What you should do: Produce an exact copy of all the data below, dropping every image.
** Start of Data in this exercise **
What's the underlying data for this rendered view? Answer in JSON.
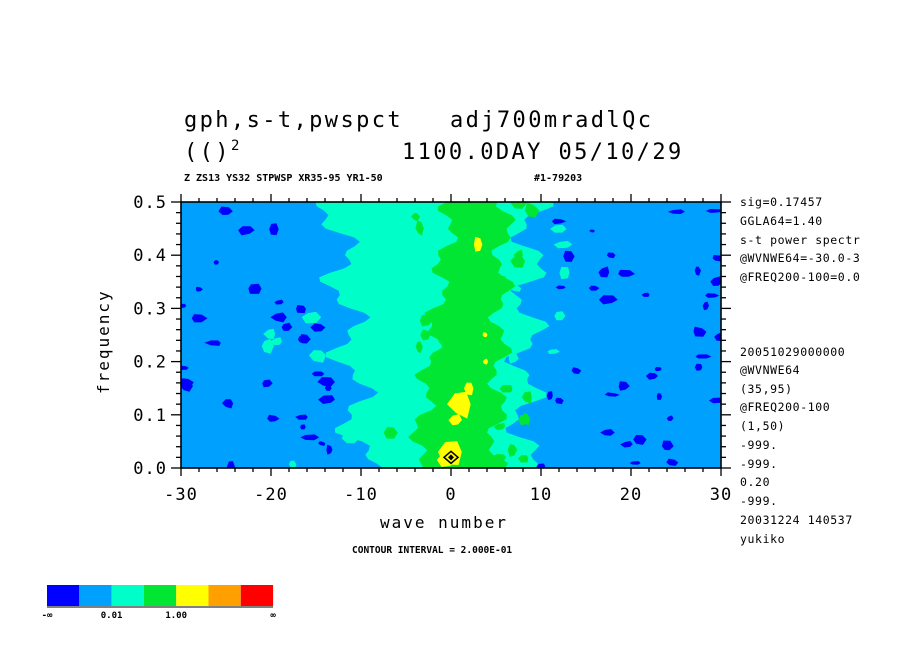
{
  "header": {
    "title_line1": "gph,s-t,pwspct   adj700mradlQc",
    "title_line2_left": "(()",
    "title_superscript": "2",
    "title_line2_right": "1100.0DAY 05/10/29",
    "subtitle": "Z ZS13 YS32 STPWSP XR35-95 YR1-50",
    "run_id": "#1-79203"
  },
  "side_info": [
    "sig=0.17457",
    "GGLA64=1.40",
    "s-t power spectr",
    "@WVNWE64=-30.0-3",
    "@FREQ200-100=0.0"
  ],
  "side_info2": [
    "20051029000000",
    "@WVNWE64",
    "(35,95)",
    "@FREQ200-100",
    "(1,50)",
    "-999.",
    "-999.",
    "0.20",
    "-999.",
    "20031224 140537",
    "yukiko"
  ],
  "footer": {
    "contour_interval": "CONTOUR INTERVAL = 2.000E-01"
  },
  "colorbar": {
    "colors": [
      "#0000ff",
      "#00a0ff",
      "#00ffc8",
      "#00e632",
      "#ffff00",
      "#ffa000",
      "#ff0000"
    ],
    "labels": [
      "-∞",
      "0.01",
      "1.00",
      "∞"
    ]
  },
  "chart_data": {
    "type": "heatmap",
    "xlabel": "wave number",
    "ylabel": "frequency",
    "xlim": [
      -30,
      30
    ],
    "ylim": [
      0.0,
      0.5
    ],
    "x_ticks": [
      "-30",
      "-20",
      "-10",
      "0",
      "10",
      "20",
      "30"
    ],
    "y_ticks": [
      "0.0",
      "0.1",
      "0.2",
      "0.3",
      "0.4",
      "0.5"
    ],
    "x_tick_values": [
      -30,
      -20,
      -10,
      0,
      10,
      20,
      30
    ],
    "y_tick_values": [
      0.0,
      0.1,
      0.2,
      0.3,
      0.4,
      0.5
    ],
    "contour_bands": [
      {
        "level": "cyan",
        "x_range_at_y0": [
          -10,
          8
        ],
        "x_range_at_y05": [
          -13,
          9
        ]
      },
      {
        "level": "green",
        "x_range_at_y0": [
          -4,
          5
        ],
        "x_range_at_y05": [
          0,
          6
        ]
      },
      {
        "level": "yellow",
        "peaks": [
          [
            0,
            0.03
          ],
          [
            1,
            0.12
          ],
          [
            2,
            0.15
          ],
          [
            3,
            0.42
          ]
        ]
      },
      {
        "level": "dark",
        "peaks": [
          [
            0,
            0.02
          ]
        ]
      }
    ]
  }
}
** End of Data in this exercise **
Written solution:
What's the underlying data for this rendered view? Answer in JSON.
{
  "header": {
    "title_line1": "gph,s-t,pwspct   adj700mradlQc",
    "title_line2_left": "(()",
    "title_superscript": "2",
    "title_line2_right": "1100.0DAY 05/10/29",
    "subtitle": "Z ZS13 YS32 STPWSP XR35-95 YR1-50",
    "run_id": "#1-79203"
  },
  "side_info": [
    "sig=0.17457",
    "GGLA64=1.40",
    "s-t power spectr",
    "@WVNWE64=-30.0-3",
    "@FREQ200-100=0.0"
  ],
  "side_info2": [
    "20051029000000",
    "@WVNWE64",
    "(35,95)",
    "@FREQ200-100",
    "(1,50)",
    "-999.",
    "-999.",
    "0.20",
    "-999.",
    "20031224 140537",
    "yukiko"
  ],
  "footer": {
    "contour_interval": "CONTOUR INTERVAL = 2.000E-01"
  },
  "colorbar": {
    "colors": [
      "#0000ff",
      "#00a0ff",
      "#00ffc8",
      "#00e632",
      "#ffff00",
      "#ffa000",
      "#ff0000"
    ],
    "labels": [
      "-∞",
      "0.01",
      "1.00",
      "∞"
    ]
  },
  "chart_data": {
    "type": "heatmap",
    "xlabel": "wave number",
    "ylabel": "frequency",
    "xlim": [
      -30,
      30
    ],
    "ylim": [
      0.0,
      0.5
    ],
    "x_ticks": [
      "-30",
      "-20",
      "-10",
      "0",
      "10",
      "20",
      "30"
    ],
    "y_ticks": [
      "0.0",
      "0.1",
      "0.2",
      "0.3",
      "0.4",
      "0.5"
    ],
    "x_tick_values": [
      -30,
      -20,
      -10,
      0,
      10,
      20,
      30
    ],
    "y_tick_values": [
      0.0,
      0.1,
      0.2,
      0.3,
      0.4,
      0.5
    ],
    "contour_bands": [
      {
        "level": "cyan",
        "x_range_at_y0": [
          -10,
          8
        ],
        "x_range_at_y05": [
          -13,
          9
        ]
      },
      {
        "level": "green",
        "x_range_at_y0": [
          -4,
          5
        ],
        "x_range_at_y05": [
          0,
          6
        ]
      },
      {
        "level": "yellow",
        "peaks": [
          [
            0,
            0.03
          ],
          [
            1,
            0.12
          ],
          [
            2,
            0.15
          ],
          [
            3,
            0.42
          ]
        ]
      },
      {
        "level": "dark",
        "peaks": [
          [
            0,
            0.02
          ]
        ]
      }
    ]
  }
}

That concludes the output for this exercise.